+++ PROVIDED RECORDS +++

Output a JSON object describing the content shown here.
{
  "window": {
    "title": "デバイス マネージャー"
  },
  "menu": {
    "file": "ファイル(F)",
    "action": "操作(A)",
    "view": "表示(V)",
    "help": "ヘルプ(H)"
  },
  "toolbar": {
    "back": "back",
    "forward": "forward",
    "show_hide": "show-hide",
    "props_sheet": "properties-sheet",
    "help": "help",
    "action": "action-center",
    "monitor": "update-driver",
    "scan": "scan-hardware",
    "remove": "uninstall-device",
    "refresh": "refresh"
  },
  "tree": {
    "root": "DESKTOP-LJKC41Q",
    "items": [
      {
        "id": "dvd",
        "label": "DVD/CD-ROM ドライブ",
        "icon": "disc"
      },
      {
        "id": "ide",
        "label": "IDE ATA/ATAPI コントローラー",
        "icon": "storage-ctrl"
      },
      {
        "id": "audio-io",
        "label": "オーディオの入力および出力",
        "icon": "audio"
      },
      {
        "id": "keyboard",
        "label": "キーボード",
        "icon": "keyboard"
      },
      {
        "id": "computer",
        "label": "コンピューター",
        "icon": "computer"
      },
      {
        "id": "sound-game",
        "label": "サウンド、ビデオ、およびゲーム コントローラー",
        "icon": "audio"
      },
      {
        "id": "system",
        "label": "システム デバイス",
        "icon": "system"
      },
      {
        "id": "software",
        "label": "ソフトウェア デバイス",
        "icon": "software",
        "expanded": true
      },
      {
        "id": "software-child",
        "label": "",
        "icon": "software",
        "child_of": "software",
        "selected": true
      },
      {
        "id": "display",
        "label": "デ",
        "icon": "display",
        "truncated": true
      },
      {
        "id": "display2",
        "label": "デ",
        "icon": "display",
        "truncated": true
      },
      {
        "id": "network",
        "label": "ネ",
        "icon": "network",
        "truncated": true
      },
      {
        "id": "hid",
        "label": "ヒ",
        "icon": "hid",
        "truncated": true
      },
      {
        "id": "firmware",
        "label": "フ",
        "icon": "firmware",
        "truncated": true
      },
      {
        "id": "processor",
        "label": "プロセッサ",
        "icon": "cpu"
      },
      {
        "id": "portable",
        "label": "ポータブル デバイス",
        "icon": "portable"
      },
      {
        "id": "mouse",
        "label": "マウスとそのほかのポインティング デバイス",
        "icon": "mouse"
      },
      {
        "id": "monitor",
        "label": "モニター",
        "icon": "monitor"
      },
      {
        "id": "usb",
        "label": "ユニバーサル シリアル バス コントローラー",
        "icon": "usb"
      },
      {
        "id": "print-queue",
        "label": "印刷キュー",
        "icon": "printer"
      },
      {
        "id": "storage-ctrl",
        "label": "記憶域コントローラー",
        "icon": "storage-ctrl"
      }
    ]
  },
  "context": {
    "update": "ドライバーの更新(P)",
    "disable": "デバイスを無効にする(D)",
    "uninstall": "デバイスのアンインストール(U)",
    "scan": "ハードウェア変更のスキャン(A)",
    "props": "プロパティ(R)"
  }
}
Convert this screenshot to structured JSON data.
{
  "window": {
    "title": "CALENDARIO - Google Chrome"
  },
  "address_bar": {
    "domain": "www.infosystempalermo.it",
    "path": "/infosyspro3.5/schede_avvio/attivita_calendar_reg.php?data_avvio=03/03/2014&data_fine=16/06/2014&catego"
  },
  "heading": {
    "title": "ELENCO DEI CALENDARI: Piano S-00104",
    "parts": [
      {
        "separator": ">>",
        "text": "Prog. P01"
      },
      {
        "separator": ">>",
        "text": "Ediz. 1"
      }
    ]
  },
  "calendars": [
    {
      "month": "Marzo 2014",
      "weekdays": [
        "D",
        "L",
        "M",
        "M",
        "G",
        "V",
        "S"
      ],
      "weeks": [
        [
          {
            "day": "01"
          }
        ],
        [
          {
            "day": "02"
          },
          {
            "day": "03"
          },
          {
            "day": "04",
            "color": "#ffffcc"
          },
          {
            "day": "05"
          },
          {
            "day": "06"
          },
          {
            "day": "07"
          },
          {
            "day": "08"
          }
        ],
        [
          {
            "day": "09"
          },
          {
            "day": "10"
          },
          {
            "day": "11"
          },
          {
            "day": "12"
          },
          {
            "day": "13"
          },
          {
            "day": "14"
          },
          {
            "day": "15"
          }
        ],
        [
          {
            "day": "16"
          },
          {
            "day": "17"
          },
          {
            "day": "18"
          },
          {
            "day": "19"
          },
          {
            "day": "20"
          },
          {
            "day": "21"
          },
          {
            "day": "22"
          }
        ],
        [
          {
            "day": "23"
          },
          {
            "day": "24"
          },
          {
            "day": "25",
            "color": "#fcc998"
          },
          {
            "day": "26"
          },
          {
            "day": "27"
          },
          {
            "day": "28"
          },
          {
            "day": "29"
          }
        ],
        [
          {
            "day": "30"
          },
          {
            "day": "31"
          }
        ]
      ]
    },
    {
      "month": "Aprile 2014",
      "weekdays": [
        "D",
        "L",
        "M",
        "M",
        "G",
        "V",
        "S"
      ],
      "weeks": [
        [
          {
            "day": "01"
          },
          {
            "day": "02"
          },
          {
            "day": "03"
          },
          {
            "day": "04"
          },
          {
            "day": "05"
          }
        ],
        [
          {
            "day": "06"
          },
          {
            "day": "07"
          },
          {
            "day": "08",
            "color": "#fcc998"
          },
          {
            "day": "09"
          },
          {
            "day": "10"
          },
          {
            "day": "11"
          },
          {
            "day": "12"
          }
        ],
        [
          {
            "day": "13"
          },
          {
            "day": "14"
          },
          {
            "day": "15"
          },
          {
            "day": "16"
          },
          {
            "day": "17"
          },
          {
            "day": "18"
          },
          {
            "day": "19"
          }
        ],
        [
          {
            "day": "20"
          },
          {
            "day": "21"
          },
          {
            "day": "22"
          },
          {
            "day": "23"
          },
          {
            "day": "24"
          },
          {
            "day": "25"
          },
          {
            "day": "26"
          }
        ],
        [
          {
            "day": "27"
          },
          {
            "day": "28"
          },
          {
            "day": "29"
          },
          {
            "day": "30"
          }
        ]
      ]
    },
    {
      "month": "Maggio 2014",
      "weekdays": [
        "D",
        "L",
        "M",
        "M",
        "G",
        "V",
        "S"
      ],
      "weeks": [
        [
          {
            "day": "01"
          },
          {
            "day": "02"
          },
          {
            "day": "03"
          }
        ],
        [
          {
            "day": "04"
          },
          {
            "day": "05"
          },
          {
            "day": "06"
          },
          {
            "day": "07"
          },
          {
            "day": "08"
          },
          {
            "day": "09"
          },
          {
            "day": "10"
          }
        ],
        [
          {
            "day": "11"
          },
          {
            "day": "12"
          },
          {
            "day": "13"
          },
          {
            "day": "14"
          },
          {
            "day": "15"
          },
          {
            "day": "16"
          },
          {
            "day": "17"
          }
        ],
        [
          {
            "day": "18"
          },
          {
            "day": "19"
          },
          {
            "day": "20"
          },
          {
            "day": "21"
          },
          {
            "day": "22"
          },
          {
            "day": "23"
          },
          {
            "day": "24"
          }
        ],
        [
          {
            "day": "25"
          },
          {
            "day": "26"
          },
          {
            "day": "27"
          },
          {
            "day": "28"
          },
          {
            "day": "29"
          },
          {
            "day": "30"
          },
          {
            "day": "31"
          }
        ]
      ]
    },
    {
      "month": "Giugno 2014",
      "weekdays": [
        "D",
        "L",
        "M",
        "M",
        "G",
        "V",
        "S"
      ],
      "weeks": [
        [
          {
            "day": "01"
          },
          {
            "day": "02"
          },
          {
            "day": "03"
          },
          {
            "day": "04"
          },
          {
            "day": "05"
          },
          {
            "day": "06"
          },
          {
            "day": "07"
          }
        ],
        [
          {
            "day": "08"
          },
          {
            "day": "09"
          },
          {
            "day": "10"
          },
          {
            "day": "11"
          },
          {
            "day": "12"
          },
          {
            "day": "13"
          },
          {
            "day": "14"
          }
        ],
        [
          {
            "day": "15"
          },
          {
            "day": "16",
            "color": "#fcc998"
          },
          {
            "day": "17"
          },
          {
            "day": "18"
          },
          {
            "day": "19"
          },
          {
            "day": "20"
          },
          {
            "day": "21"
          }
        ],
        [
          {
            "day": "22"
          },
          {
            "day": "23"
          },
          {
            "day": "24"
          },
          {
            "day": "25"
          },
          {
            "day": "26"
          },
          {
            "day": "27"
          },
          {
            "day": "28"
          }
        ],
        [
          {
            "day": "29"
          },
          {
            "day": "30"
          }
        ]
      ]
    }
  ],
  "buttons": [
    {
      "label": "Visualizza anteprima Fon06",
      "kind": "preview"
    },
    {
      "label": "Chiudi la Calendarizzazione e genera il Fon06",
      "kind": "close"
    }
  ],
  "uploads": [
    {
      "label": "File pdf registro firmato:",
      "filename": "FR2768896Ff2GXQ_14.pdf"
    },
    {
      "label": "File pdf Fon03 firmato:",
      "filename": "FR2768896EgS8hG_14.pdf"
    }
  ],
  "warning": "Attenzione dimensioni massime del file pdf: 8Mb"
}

+++

THE PROBLEM - Which lines hold the string "scan"? List them all.

SOLVED EXERCISE -
    "scan": "scan-hardware",
    "scan": "ハードウェア変更のスキャン(A)",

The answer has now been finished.